* [Work to complete]
Count up the lines in the following listing that hold the word "Credit", then give only that count.

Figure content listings

----------

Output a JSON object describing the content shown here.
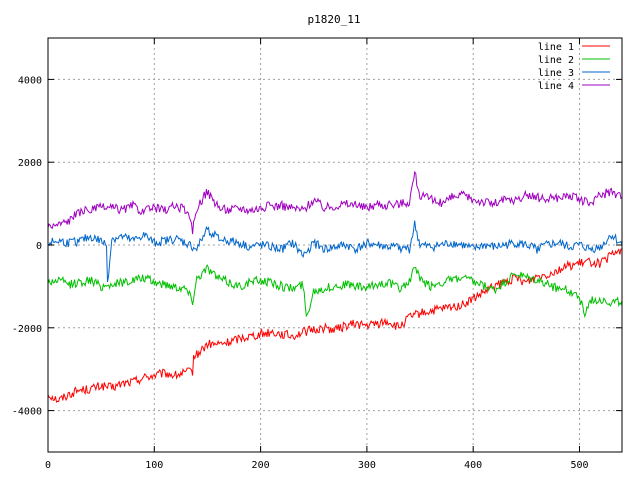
{
  "chart_data": {
    "type": "line",
    "title": "p1820_11",
    "xlabel": "",
    "ylabel": "",
    "xlim": [
      0,
      540
    ],
    "ylim": [
      -5000,
      5000
    ],
    "xticks": [
      0,
      100,
      200,
      300,
      400,
      500
    ],
    "yticks": [
      -4000,
      -2000,
      0,
      2000,
      4000
    ],
    "grid": true,
    "legend_position": "top-right",
    "series": [
      {
        "name": "line 1",
        "color": "#ff0000",
        "x": [
          0,
          10,
          20,
          30,
          40,
          50,
          60,
          70,
          80,
          90,
          100,
          110,
          120,
          130,
          136,
          137,
          140,
          150,
          160,
          170,
          180,
          190,
          200,
          210,
          220,
          230,
          240,
          250,
          260,
          270,
          280,
          290,
          300,
          310,
          320,
          330,
          340,
          350,
          360,
          370,
          380,
          390,
          400,
          410,
          420,
          430,
          440,
          450,
          460,
          470,
          480,
          490,
          500,
          510,
          520,
          530,
          540
        ],
        "y": [
          -3600,
          -3750,
          -3600,
          -3500,
          -3480,
          -3400,
          -3450,
          -3350,
          -3300,
          -3200,
          -3150,
          -3100,
          -3150,
          -3080,
          -3050,
          -2700,
          -2650,
          -2400,
          -2400,
          -2350,
          -2250,
          -2200,
          -2150,
          -2100,
          -2150,
          -2200,
          -2100,
          -2050,
          -2000,
          -2050,
          -1950,
          -1900,
          -1950,
          -1900,
          -1850,
          -2000,
          -1750,
          -1650,
          -1600,
          -1550,
          -1500,
          -1450,
          -1300,
          -1150,
          -1000,
          -900,
          -800,
          -900,
          -750,
          -700,
          -600,
          -500,
          -450,
          -400,
          -450,
          -250,
          -100
        ]
      },
      {
        "name": "line 2",
        "color": "#00c000",
        "x": [
          0,
          10,
          20,
          30,
          40,
          50,
          60,
          70,
          80,
          90,
          100,
          110,
          120,
          130,
          136,
          140,
          150,
          160,
          170,
          180,
          190,
          200,
          210,
          220,
          230,
          240,
          243,
          250,
          260,
          270,
          280,
          290,
          300,
          310,
          320,
          330,
          340,
          345,
          350,
          360,
          370,
          380,
          390,
          400,
          410,
          420,
          430,
          440,
          450,
          460,
          470,
          480,
          490,
          500,
          505,
          510,
          520,
          530,
          540
        ],
        "y": [
          -900,
          -850,
          -950,
          -900,
          -850,
          -1000,
          -950,
          -900,
          -850,
          -800,
          -900,
          -950,
          -1000,
          -1050,
          -1350,
          -800,
          -550,
          -800,
          -900,
          -1000,
          -900,
          -850,
          -900,
          -1000,
          -1050,
          -950,
          -1750,
          -1100,
          -1050,
          -1000,
          -950,
          -1000,
          -1050,
          -950,
          -900,
          -1050,
          -900,
          -500,
          -850,
          -1000,
          -900,
          -850,
          -800,
          -900,
          -1000,
          -1100,
          -900,
          -700,
          -800,
          -850,
          -950,
          -1050,
          -1100,
          -1250,
          -1700,
          -1350,
          -1300,
          -1400,
          -1350
        ]
      },
      {
        "name": "line 3",
        "color": "#0066cc",
        "x": [
          0,
          10,
          20,
          30,
          40,
          50,
          55,
          56,
          60,
          70,
          80,
          90,
          100,
          110,
          120,
          130,
          140,
          150,
          160,
          170,
          180,
          190,
          200,
          210,
          220,
          230,
          240,
          250,
          260,
          270,
          280,
          290,
          300,
          310,
          320,
          330,
          340,
          345,
          350,
          360,
          370,
          380,
          390,
          400,
          410,
          420,
          430,
          440,
          450,
          460,
          470,
          480,
          490,
          500,
          510,
          520,
          530,
          540
        ],
        "y": [
          50,
          100,
          50,
          100,
          200,
          100,
          0,
          -900,
          150,
          200,
          100,
          250,
          50,
          100,
          150,
          50,
          -100,
          400,
          150,
          100,
          50,
          -50,
          0,
          -50,
          -100,
          50,
          -250,
          50,
          -100,
          -50,
          0,
          -100,
          50,
          0,
          -50,
          -50,
          -100,
          500,
          0,
          -50,
          0,
          50,
          0,
          -100,
          0,
          -50,
          0,
          50,
          0,
          -100,
          0,
          50,
          -50,
          0,
          -100,
          -50,
          250,
          0
        ]
      },
      {
        "name": "line 4",
        "color": "#a000c0",
        "x": [
          0,
          10,
          20,
          30,
          40,
          50,
          60,
          70,
          80,
          90,
          100,
          110,
          120,
          130,
          136,
          140,
          150,
          160,
          170,
          180,
          190,
          200,
          210,
          220,
          230,
          240,
          250,
          260,
          270,
          280,
          290,
          300,
          310,
          320,
          330,
          340,
          345,
          350,
          360,
          370,
          380,
          390,
          400,
          410,
          420,
          430,
          440,
          450,
          460,
          470,
          480,
          490,
          500,
          510,
          520,
          530,
          540
        ],
        "y": [
          450,
          500,
          600,
          800,
          850,
          900,
          900,
          850,
          950,
          800,
          900,
          850,
          950,
          850,
          350,
          900,
          1300,
          900,
          850,
          900,
          850,
          900,
          950,
          950,
          900,
          850,
          1100,
          900,
          950,
          1000,
          950,
          900,
          1000,
          950,
          1000,
          1050,
          1750,
          1200,
          1100,
          1000,
          1150,
          1200,
          1100,
          1050,
          1000,
          1100,
          1050,
          1200,
          1150,
          1100,
          1150,
          1200,
          1100,
          1000,
          1200,
          1300,
          1150
        ]
      }
    ]
  }
}
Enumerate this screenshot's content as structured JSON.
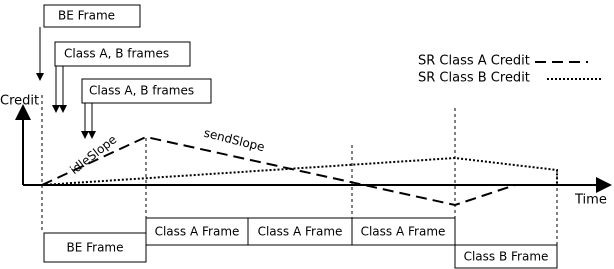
{
  "top_boxes": [
    "BE Frame",
    "Class A, B frames",
    "Class A, B frames"
  ],
  "legend": [
    "SR Class A Credit",
    "SR Class B Credit"
  ],
  "axes": {
    "y_label": "Credit",
    "x_label": "Time"
  },
  "slopes": [
    "idleSlope",
    "sendSlope"
  ],
  "bottom_boxes": [
    "BE Frame",
    "Class A Frame",
    "Class A Frame",
    "Class A Frame",
    "Class B Frame"
  ]
}
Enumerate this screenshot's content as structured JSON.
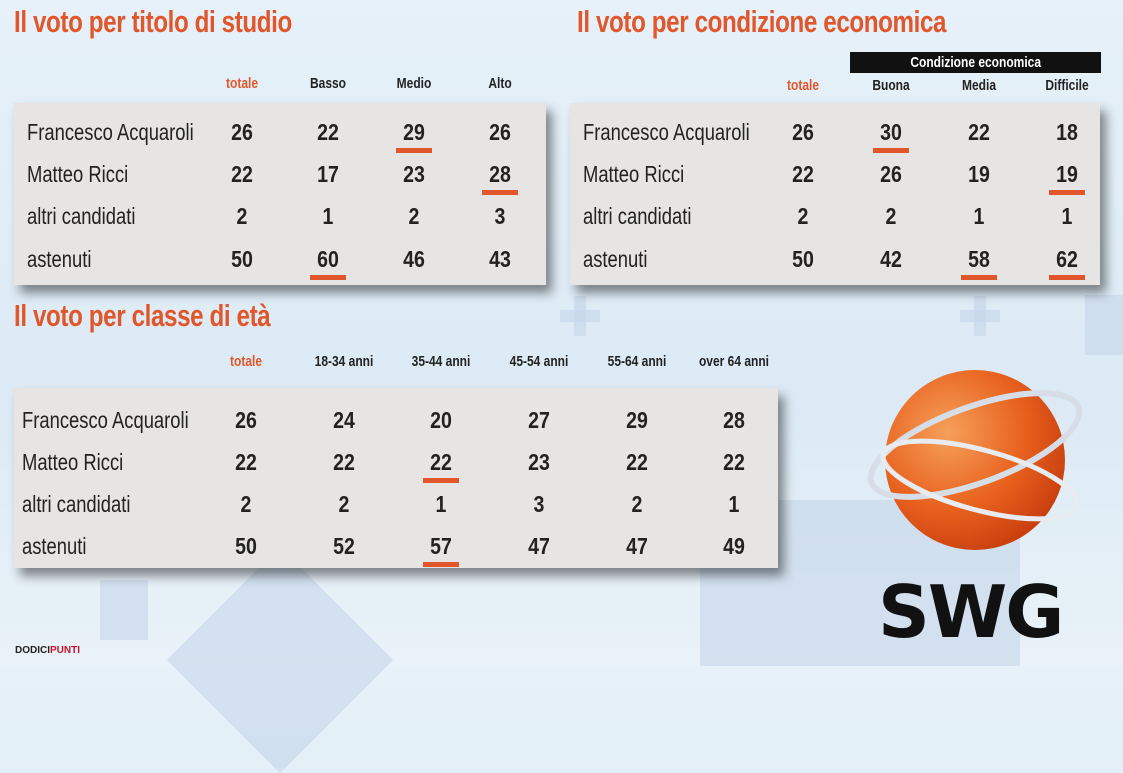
{
  "colors": {
    "accent": "#e2562b",
    "box": "#e6e5e3"
  },
  "chart_data": [
    {
      "type": "table",
      "title": "Il voto per titolo di studio",
      "columns": [
        "totale",
        "Basso",
        "Medio",
        "Alto"
      ],
      "rows": [
        {
          "label": "Francesco Acquaroli",
          "values": [
            "26",
            "22",
            "29",
            "26"
          ],
          "highlight": [
            2
          ]
        },
        {
          "label": "Matteo Ricci",
          "values": [
            "22",
            "17",
            "23",
            "28"
          ],
          "highlight": [
            3
          ]
        },
        {
          "label": "altri candidati",
          "values": [
            "2",
            "1",
            "2",
            "3"
          ],
          "highlight": []
        },
        {
          "label": "astenuti",
          "values": [
            "50",
            "60",
            "46",
            "43"
          ],
          "highlight": [
            1
          ]
        }
      ]
    },
    {
      "type": "table",
      "title": "Il voto per condizione economica",
      "group_header": "Condizione economica",
      "columns": [
        "totale",
        "Buona",
        "Media",
        "Difficile"
      ],
      "rows": [
        {
          "label": "Francesco Acquaroli",
          "values": [
            "26",
            "30",
            "22",
            "18"
          ],
          "highlight": [
            1
          ]
        },
        {
          "label": "Matteo Ricci",
          "values": [
            "22",
            "26",
            "19",
            "19"
          ],
          "highlight": [
            3
          ]
        },
        {
          "label": "altri candidati",
          "values": [
            "2",
            "2",
            "1",
            "1"
          ],
          "highlight": []
        },
        {
          "label": "astenuti",
          "values": [
            "50",
            "42",
            "58",
            "62"
          ],
          "highlight": [
            2,
            3
          ]
        }
      ]
    },
    {
      "type": "table",
      "title": "Il voto per classe di età",
      "columns": [
        "totale",
        "18-34 anni",
        "35-44 anni",
        "45-54 anni",
        "55-64 anni",
        "over 64 anni"
      ],
      "rows": [
        {
          "label": "Francesco Acquaroli",
          "values": [
            "26",
            "24",
            "20",
            "27",
            "29",
            "28"
          ],
          "highlight": []
        },
        {
          "label": "Matteo Ricci",
          "values": [
            "22",
            "22",
            "22",
            "23",
            "22",
            "22"
          ],
          "highlight": [
            2
          ]
        },
        {
          "label": "altri candidati",
          "values": [
            "2",
            "2",
            "1",
            "3",
            "2",
            "1"
          ],
          "highlight": []
        },
        {
          "label": "astenuti",
          "values": [
            "50",
            "52",
            "57",
            "47",
            "47",
            "49"
          ],
          "highlight": [
            2
          ]
        }
      ]
    }
  ],
  "logo": {
    "text": "SWG"
  },
  "footer": {
    "brand_a": "DODICI",
    "brand_b": "PUNTI"
  }
}
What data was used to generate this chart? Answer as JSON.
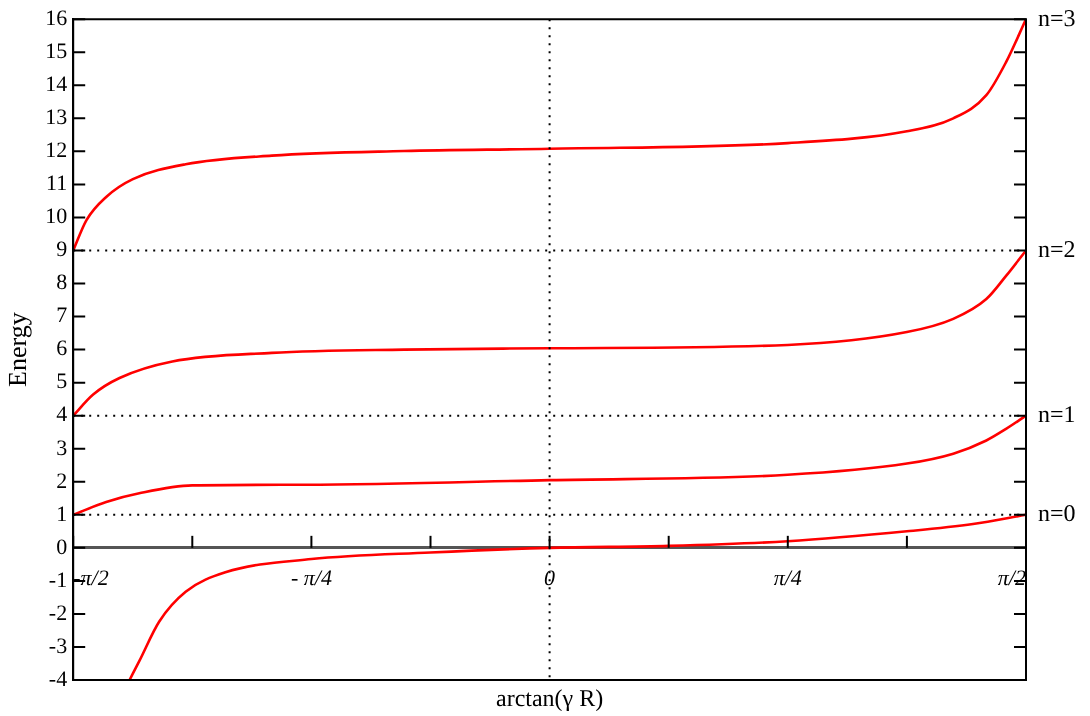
{
  "chart_data": {
    "type": "line",
    "xlabel": "arctan(γ R)",
    "ylabel": "Energy",
    "xlim": [
      -1.5708,
      1.5708
    ],
    "ylim": [
      -4,
      16
    ],
    "xticks": [
      {
        "value": -1.5708,
        "label": "-π/2"
      },
      {
        "value": -1.1781,
        "label": null
      },
      {
        "value": -0.7854,
        "label": "- π/4"
      },
      {
        "value": -0.3927,
        "label": null
      },
      {
        "value": 0,
        "label": "0"
      },
      {
        "value": 0.3927,
        "label": null
      },
      {
        "value": 0.7854,
        "label": "π/4"
      },
      {
        "value": 1.1781,
        "label": null
      },
      {
        "value": 1.5708,
        "label": "π/2"
      }
    ],
    "yticks": [
      -4,
      -3,
      -2,
      -1,
      0,
      1,
      2,
      3,
      4,
      5,
      6,
      7,
      8,
      9,
      10,
      11,
      12,
      13,
      14,
      15,
      16
    ],
    "grid": false,
    "legend": false,
    "marker": "none",
    "line_style": "solid",
    "ref_lines": [
      {
        "axis": "y",
        "value": 1,
        "line_style": "dotted"
      },
      {
        "axis": "y",
        "value": 4,
        "line_style": "dotted"
      },
      {
        "axis": "y",
        "value": 9,
        "line_style": "dotted"
      },
      {
        "axis": "x",
        "value": 0,
        "line_style": "dotted"
      }
    ],
    "series": [
      {
        "name": "n=0",
        "color": "#ff0000",
        "x": [
          -1.385,
          -1.353,
          -1.287,
          -1.2,
          -1.069,
          -0.785,
          -0.393,
          0,
          0.393,
          0.785,
          1.178,
          1.396,
          1.5708
        ],
        "values": [
          -4,
          -3.43,
          -2.23,
          -1.33,
          -0.74,
          -0.34,
          -0.14,
          0,
          0.06,
          0.2,
          0.5,
          0.72,
          1
        ]
      },
      {
        "name": "n=1",
        "color": "#ff0000",
        "x": [
          -1.5708,
          -1.462,
          -1.353,
          -1.178,
          -0.807,
          0,
          0.785,
          1.178,
          1.331,
          1.44,
          1.505,
          1.5708
        ],
        "values": [
          1,
          1.39,
          1.65,
          1.89,
          1.91,
          2.05,
          2.21,
          2.55,
          2.85,
          3.25,
          3.6,
          4
        ]
      },
      {
        "name": "n=2",
        "color": "#ff0000",
        "x": [
          -1.5708,
          -1.505,
          -1.418,
          -1.244,
          -0.916,
          -0.48,
          0,
          0.785,
          1.178,
          1.331,
          1.44,
          1.505,
          1.5708
        ],
        "values": [
          4,
          4.64,
          5.14,
          5.64,
          5.9,
          6,
          6.04,
          6.14,
          6.53,
          6.93,
          7.53,
          8.23,
          9
        ]
      },
      {
        "name": "n=3",
        "color": "#ff0000",
        "x": [
          -1.5708,
          -1.527,
          -1.462,
          -1.374,
          -1.2,
          -0.916,
          -0.48,
          0,
          0.785,
          1.178,
          1.331,
          1.44,
          1.505,
          1.5708
        ],
        "values": [
          9,
          9.92,
          10.62,
          11.16,
          11.61,
          11.87,
          12.01,
          12.08,
          12.25,
          12.61,
          13,
          13.7,
          14.7,
          16
        ]
      }
    ]
  }
}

----------

* [Output below]
3